Instructions for the task:
Locate the line that contains "Transcribe this image's", then copy it and all later lines of the data below exactly, through the last one.
___ Records shown ___
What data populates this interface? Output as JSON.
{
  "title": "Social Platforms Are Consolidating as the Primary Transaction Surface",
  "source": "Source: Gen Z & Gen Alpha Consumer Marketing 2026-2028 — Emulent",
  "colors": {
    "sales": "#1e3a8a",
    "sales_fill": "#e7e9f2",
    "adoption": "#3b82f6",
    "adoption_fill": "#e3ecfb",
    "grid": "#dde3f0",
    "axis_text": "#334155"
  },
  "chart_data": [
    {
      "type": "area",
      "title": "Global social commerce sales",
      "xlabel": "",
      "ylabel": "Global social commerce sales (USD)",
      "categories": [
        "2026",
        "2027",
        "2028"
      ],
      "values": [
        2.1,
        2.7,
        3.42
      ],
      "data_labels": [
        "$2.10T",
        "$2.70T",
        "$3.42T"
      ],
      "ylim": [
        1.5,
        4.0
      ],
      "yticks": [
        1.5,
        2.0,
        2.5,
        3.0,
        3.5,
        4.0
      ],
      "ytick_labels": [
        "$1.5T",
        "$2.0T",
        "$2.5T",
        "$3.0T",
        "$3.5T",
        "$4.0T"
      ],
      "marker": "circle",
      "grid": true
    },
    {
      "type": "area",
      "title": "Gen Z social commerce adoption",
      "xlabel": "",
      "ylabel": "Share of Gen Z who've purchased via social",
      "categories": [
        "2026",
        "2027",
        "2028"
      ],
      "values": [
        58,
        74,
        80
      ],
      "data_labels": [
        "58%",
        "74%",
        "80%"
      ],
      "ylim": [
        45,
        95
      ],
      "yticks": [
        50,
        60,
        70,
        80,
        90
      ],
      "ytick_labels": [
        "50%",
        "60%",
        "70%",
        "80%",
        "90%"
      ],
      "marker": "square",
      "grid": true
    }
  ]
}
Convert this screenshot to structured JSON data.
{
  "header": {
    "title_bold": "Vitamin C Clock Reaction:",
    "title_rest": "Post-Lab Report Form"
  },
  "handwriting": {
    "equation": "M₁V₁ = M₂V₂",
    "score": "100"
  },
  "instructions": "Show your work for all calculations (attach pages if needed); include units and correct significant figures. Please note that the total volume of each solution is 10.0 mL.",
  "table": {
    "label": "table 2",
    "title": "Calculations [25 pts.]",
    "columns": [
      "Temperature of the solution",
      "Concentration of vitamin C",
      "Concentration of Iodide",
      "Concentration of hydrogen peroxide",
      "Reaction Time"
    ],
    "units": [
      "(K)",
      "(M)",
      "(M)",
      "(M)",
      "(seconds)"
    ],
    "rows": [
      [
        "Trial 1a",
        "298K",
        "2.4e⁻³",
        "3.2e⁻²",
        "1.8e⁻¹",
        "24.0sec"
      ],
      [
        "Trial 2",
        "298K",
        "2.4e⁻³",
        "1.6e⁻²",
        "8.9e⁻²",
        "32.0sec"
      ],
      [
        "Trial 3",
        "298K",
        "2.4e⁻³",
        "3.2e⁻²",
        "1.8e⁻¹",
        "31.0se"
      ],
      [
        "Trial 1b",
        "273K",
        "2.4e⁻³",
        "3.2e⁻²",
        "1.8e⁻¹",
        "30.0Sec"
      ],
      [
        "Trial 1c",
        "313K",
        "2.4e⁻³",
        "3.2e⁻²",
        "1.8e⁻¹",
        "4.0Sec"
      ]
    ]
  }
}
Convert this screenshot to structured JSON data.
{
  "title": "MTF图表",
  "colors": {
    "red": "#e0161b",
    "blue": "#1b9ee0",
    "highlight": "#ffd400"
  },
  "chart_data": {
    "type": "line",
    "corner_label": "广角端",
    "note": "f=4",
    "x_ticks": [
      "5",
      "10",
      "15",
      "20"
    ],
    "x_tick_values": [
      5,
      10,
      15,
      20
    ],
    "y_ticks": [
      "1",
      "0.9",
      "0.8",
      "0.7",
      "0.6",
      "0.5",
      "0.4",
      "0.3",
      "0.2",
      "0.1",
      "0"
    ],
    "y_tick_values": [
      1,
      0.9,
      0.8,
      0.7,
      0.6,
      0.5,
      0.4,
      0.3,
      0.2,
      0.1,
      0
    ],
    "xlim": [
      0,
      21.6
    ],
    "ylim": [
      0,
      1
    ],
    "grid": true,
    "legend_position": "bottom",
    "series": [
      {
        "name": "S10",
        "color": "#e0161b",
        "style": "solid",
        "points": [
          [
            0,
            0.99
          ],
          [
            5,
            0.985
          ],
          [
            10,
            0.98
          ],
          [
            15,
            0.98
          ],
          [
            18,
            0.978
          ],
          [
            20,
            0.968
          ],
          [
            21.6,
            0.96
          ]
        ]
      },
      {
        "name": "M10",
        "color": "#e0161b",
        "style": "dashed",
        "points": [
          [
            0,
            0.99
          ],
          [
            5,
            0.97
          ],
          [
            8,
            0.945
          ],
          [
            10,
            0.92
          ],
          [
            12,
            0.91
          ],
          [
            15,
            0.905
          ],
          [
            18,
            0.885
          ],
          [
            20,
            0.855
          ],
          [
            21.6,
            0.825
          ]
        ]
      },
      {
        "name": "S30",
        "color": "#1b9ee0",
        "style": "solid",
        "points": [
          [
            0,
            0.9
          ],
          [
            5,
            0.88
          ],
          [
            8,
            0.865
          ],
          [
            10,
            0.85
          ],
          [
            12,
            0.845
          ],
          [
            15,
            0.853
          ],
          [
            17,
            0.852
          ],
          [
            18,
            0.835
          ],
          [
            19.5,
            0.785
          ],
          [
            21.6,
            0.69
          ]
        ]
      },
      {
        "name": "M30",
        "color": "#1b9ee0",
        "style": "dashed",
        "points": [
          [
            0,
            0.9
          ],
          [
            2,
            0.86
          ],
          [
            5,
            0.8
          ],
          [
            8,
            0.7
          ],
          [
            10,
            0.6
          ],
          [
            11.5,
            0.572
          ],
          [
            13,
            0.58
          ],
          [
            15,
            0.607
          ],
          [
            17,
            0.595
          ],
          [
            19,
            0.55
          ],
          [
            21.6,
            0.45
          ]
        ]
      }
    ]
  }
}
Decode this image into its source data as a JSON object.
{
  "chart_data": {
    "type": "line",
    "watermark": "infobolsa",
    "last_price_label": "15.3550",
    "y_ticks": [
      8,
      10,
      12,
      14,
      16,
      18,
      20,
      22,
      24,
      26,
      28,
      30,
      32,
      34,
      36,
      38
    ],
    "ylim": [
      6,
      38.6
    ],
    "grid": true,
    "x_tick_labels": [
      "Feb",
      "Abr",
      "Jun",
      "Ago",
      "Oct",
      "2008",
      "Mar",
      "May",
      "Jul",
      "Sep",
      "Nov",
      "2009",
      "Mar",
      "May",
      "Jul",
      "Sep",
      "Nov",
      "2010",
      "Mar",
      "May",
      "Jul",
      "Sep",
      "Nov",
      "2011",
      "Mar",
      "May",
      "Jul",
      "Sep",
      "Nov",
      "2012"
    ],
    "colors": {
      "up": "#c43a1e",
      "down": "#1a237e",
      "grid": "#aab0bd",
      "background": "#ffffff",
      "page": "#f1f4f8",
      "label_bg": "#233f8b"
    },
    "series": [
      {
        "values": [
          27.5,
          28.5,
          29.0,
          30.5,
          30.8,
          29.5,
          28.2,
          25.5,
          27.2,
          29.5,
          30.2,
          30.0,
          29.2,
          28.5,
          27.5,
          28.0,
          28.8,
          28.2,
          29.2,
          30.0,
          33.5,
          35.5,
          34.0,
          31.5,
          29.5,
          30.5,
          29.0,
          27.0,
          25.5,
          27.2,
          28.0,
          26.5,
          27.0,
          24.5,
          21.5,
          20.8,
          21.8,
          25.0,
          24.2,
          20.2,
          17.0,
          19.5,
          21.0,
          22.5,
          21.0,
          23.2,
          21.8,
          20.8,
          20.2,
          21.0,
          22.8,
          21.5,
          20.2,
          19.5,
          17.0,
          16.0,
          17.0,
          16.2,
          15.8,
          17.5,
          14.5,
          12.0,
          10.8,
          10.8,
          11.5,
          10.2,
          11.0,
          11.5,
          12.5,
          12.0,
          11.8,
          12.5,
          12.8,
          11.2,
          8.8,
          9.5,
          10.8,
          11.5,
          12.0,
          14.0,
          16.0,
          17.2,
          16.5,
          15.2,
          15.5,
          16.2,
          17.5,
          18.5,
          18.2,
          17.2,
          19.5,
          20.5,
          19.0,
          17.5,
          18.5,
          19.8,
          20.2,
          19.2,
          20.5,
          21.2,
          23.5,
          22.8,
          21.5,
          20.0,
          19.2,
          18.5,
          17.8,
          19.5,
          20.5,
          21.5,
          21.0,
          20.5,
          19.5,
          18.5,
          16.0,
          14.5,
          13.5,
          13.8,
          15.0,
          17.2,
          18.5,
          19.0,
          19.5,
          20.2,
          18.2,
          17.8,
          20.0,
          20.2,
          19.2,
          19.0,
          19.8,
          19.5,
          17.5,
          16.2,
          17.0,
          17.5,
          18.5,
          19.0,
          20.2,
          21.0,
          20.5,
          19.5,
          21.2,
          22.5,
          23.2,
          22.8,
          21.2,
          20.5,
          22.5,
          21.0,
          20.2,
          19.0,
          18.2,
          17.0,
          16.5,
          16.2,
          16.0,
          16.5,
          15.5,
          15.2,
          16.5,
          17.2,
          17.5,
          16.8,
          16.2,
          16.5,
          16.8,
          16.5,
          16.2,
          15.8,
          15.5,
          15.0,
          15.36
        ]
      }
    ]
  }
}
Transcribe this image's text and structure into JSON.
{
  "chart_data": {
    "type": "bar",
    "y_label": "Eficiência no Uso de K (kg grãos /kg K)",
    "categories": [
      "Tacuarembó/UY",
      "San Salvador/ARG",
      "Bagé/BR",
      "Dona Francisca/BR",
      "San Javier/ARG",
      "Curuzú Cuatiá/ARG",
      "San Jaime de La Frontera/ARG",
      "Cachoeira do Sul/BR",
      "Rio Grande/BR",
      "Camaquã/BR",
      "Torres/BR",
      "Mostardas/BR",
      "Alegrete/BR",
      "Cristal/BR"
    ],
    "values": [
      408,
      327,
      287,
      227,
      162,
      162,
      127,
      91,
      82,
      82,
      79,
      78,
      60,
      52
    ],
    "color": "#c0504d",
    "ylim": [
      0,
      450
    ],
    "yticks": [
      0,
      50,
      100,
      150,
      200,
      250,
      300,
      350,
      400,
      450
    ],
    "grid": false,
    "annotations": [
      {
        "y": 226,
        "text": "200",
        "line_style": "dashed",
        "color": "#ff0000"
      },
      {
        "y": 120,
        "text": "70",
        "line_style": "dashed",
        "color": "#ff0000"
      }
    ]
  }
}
___
Reply to the task:
Transcribe this image's text and structure into JSON.
{
  "chart_data": {
    "type": "bar",
    "y_label": "Eficiência no Uso de K (kg grãos /kg K)",
    "categories": [
      "Tacuarembó/UY",
      "San Salvador/ARG",
      "Bagé/BR",
      "Dona Francisca/BR",
      "San Javier/ARG",
      "Curuzú Cuatiá/ARG",
      "San Jaime de La Frontera/ARG",
      "Cachoeira do Sul/BR",
      "Rio Grande/BR",
      "Camaquã/BR",
      "Torres/BR",
      "Mostardas/BR",
      "Alegrete/BR",
      "Cristal/BR"
    ],
    "values": [
      408,
      327,
      287,
      227,
      162,
      162,
      127,
      91,
      82,
      82,
      79,
      78,
      60,
      52
    ],
    "color": "#c0504d",
    "ylim": [
      0,
      450
    ],
    "yticks": [
      0,
      50,
      100,
      150,
      200,
      250,
      300,
      350,
      400,
      450
    ],
    "grid": false,
    "annotations": [
      {
        "y": 226,
        "text": "200",
        "line_style": "dashed",
        "color": "#ff0000"
      },
      {
        "y": 120,
        "text": "70",
        "line_style": "dashed",
        "color": "#ff0000"
      }
    ]
  }
}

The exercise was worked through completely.